## Given problem
Could you copy every line from the material below in which "concert" appears?

━━ Entries ━━

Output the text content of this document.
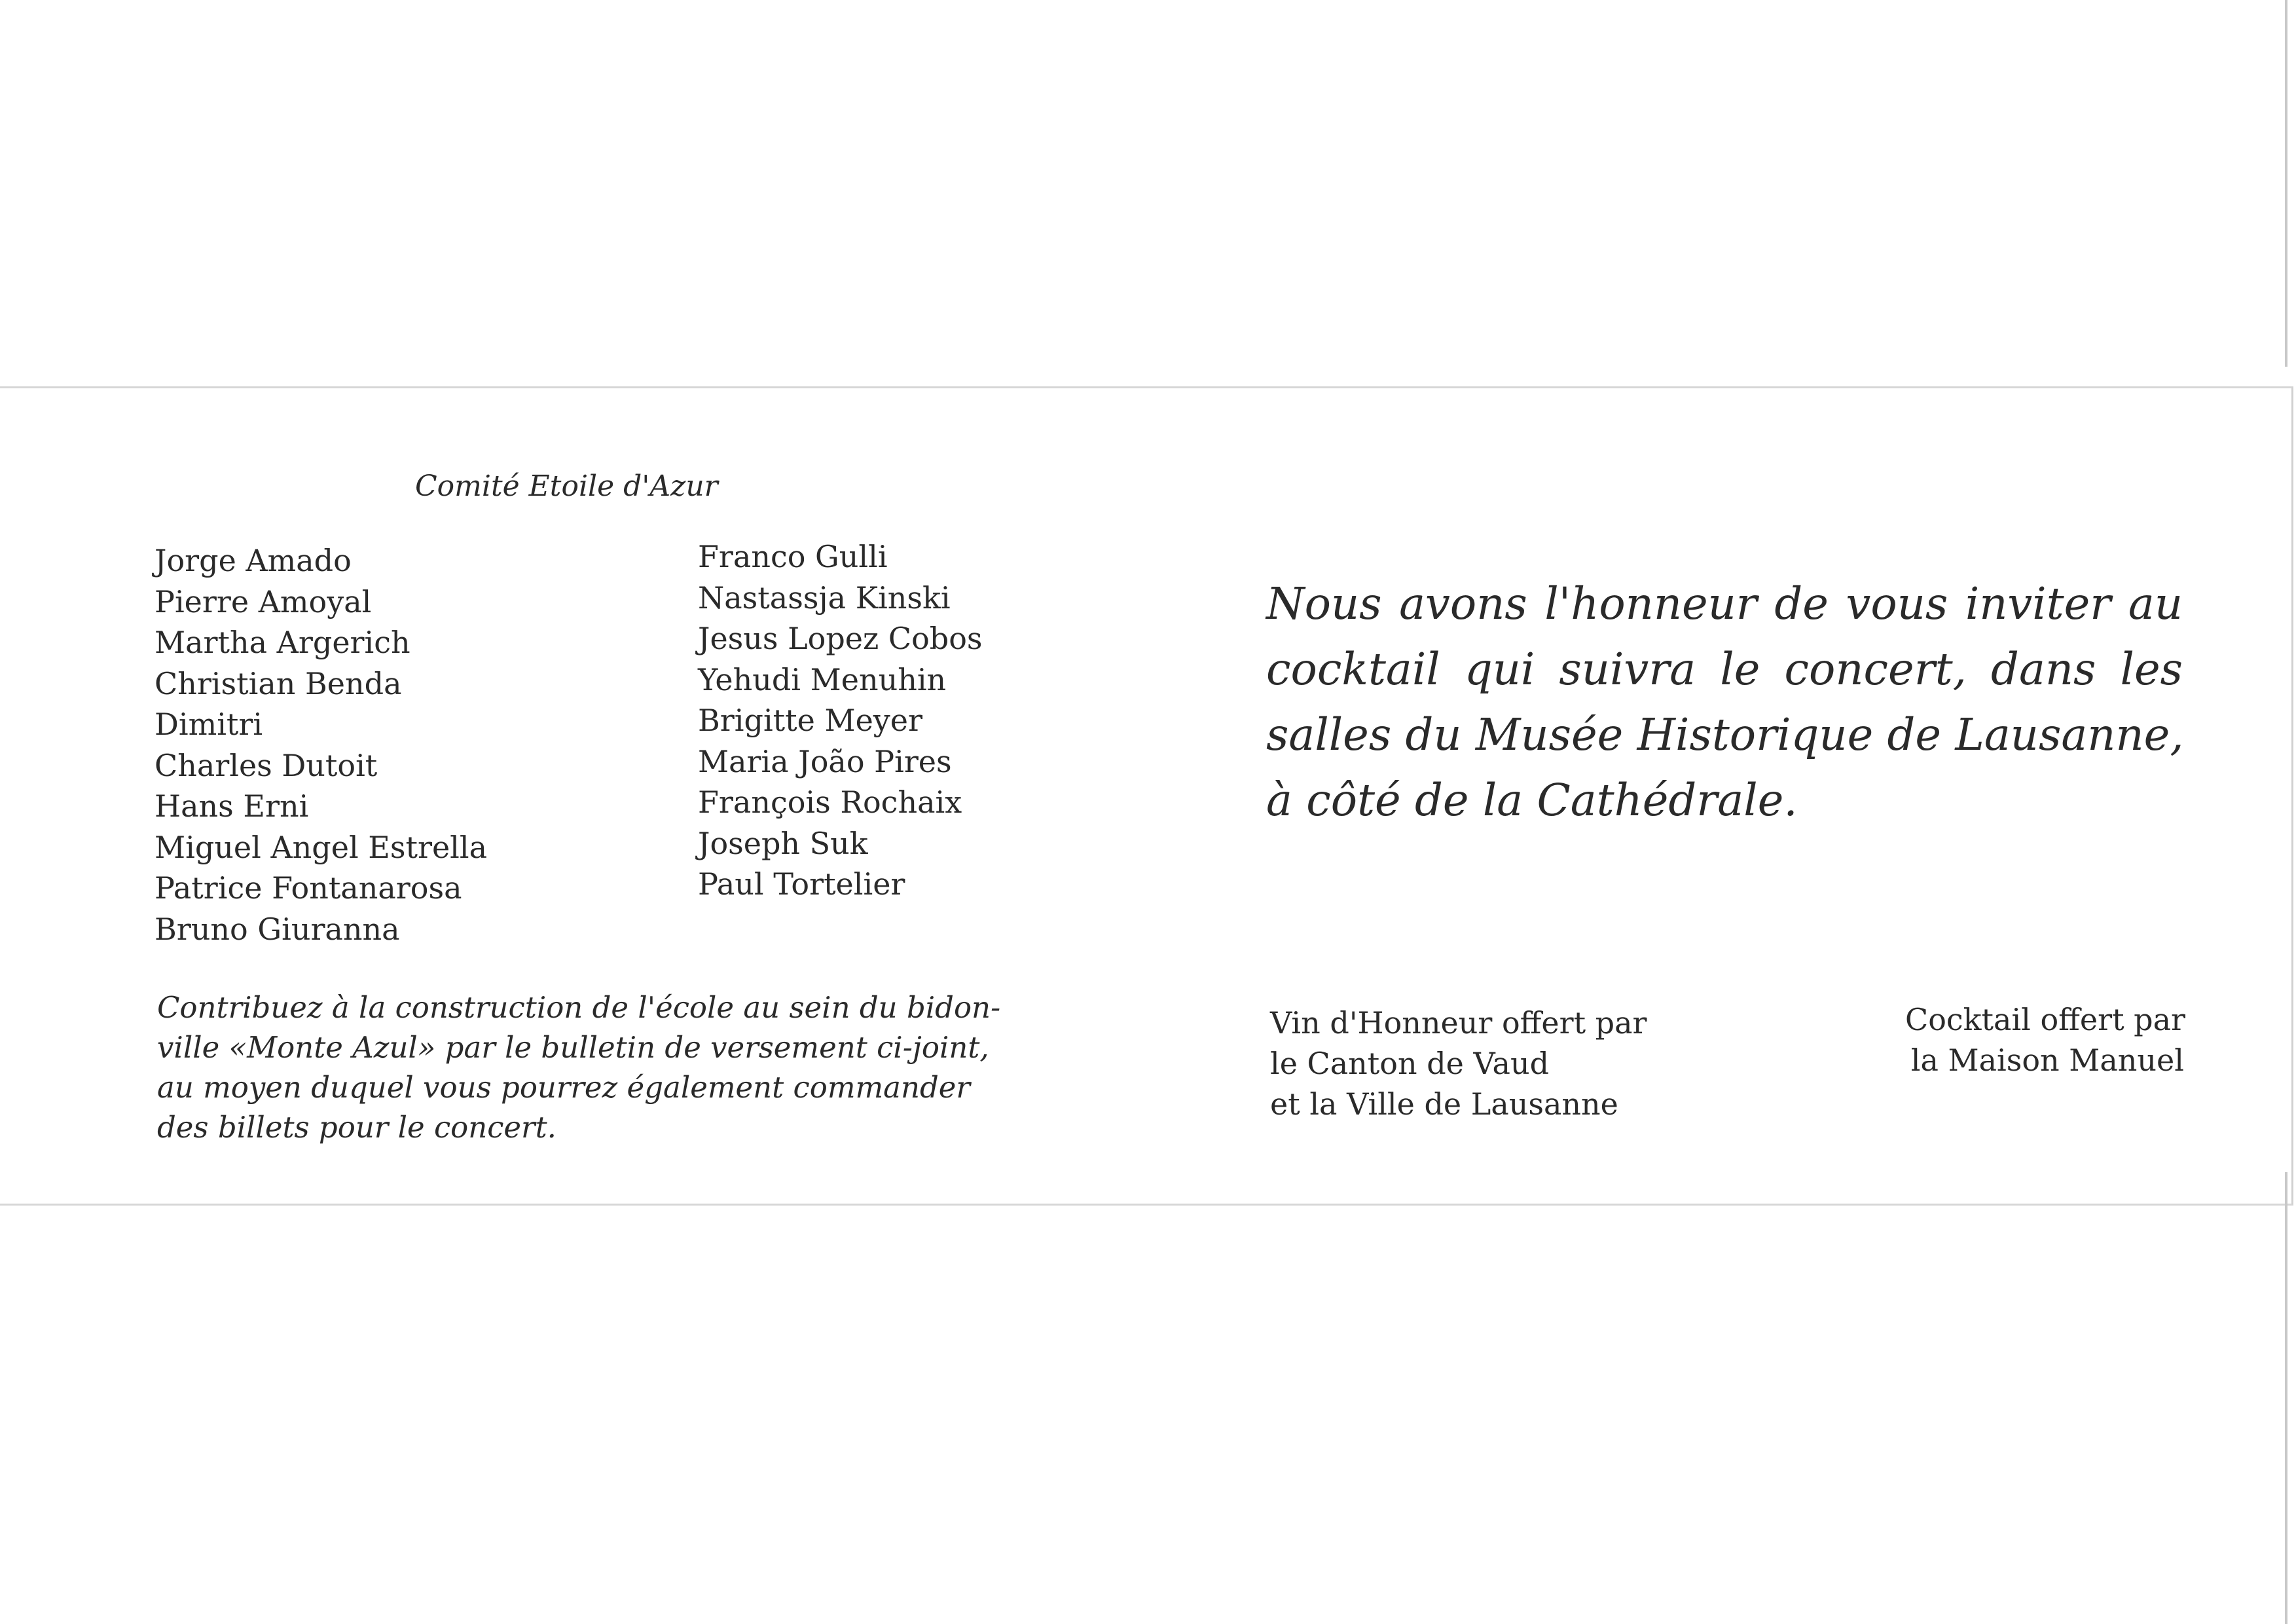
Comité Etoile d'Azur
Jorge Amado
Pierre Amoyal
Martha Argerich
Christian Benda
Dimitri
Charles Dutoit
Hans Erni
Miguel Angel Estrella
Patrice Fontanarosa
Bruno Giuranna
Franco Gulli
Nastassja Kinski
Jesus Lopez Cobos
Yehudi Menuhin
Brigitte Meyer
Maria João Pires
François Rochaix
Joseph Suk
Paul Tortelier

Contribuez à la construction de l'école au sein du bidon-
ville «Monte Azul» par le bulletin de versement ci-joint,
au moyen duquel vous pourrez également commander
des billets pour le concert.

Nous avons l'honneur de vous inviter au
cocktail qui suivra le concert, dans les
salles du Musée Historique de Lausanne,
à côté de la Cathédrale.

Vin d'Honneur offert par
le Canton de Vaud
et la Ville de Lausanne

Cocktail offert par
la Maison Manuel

━━━

## Completed exercise
des billets pour le concert.
cocktail qui suivra le concert, dans les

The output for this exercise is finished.